*OBJECTIVE*
Copy out each line featuring the string "color" from the entries beneath.

*RECORDS*
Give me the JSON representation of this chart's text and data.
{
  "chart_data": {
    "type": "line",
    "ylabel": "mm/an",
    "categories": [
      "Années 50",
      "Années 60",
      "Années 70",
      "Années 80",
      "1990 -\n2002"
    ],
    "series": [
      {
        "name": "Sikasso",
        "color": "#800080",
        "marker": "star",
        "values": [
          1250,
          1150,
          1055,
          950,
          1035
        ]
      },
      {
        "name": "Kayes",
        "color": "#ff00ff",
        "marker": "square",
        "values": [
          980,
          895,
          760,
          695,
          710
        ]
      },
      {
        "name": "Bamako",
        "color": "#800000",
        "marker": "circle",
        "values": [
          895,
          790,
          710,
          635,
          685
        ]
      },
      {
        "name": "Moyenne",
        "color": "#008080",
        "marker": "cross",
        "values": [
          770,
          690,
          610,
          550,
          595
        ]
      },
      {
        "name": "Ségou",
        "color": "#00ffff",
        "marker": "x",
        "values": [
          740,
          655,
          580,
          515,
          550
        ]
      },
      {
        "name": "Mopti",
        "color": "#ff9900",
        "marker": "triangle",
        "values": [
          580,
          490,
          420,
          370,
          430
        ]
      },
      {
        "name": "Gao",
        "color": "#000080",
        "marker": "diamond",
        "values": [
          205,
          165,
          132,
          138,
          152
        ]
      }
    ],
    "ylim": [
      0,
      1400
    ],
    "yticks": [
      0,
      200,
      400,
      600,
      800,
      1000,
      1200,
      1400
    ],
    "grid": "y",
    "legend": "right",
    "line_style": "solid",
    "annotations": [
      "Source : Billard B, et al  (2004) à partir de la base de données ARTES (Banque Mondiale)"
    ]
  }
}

*THE REPLY*
        "color": "#800080",
        "color": "#ff00ff",
        "color": "#800000",
        "color": "#008080",
        "color": "#00ffff",
        "color": "#ff9900",
        "color": "#000080",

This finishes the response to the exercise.